[BEGIN Data rows]
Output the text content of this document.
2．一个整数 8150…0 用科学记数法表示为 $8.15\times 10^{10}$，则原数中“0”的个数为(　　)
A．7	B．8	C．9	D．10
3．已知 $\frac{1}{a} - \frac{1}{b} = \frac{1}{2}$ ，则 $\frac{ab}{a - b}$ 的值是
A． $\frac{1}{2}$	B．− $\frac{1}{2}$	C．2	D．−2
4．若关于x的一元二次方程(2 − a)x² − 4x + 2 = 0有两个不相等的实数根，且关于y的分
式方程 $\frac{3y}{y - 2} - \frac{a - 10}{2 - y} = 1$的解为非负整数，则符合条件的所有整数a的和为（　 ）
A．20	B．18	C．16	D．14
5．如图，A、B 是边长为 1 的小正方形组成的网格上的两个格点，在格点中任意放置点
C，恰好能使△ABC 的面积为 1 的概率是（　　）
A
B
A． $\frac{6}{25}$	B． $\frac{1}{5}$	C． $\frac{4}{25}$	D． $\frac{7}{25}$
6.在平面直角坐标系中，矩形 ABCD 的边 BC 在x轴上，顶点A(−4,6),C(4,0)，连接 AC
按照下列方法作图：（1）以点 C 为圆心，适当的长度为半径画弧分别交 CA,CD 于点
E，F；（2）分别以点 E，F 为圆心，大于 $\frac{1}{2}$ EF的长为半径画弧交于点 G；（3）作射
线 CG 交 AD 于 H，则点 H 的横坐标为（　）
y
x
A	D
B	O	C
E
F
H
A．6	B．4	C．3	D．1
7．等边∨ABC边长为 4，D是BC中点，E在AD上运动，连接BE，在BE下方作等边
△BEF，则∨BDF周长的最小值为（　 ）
[END Data rows]
▶ _Your instructions_
Repeat all the records. Match each line exactly.

▶ _Problem solution_
Output the text content of this document.
2．一个整数 8150…0 用科学记数法表示为 $8.15\times 10^{10}$，则原数中“0”的个数为(　　)
A．7	B．8	C．9	D．10
3．已知 $\frac{1}{a} - \frac{1}{b} = \frac{1}{2}$ ，则 $\frac{ab}{a - b}$ 的值是
A． $\frac{1}{2}$	B．− $\frac{1}{2}$	C．2	D．−2
4．若关于x的一元二次方程(2 − a)x² − 4x + 2 = 0有两个不相等的实数根，且关于y的分
式方程 $\frac{3y}{y - 2} - \frac{a - 10}{2 - y} = 1$的解为非负整数，则符合条件的所有整数a的和为（　 ）
A．20	B．18	C．16	D．14
5．如图，A、B 是边长为 1 的小正方形组成的网格上的两个格点，在格点中任意放置点
C，恰好能使△ABC 的面积为 1 的概率是（　　）
A
B
A． $\frac{6}{25}$	B． $\frac{1}{5}$	C． $\frac{4}{25}$	D． $\frac{7}{25}$
6.在平面直角坐标系中，矩形 ABCD 的边 BC 在x轴上，顶点A(−4,6),C(4,0)，连接 AC
按照下列方法作图：（1）以点 C 为圆心，适当的长度为半径画弧分别交 CA,CD 于点
E，F；（2）分别以点 E，F 为圆心，大于 $\frac{1}{2}$ EF的长为半径画弧交于点 G；（3）作射
线 CG 交 AD 于 H，则点 H 的横坐标为（　）
y
x
A	D
B	O	C
E
F
H
A．6	B．4	C．3	D．1
7．等边∨ABC边长为 4，D是BC中点，E在AD上运动，连接BE，在BE下方作等边
△BEF，则∨BDF周长的最小值为（　 ）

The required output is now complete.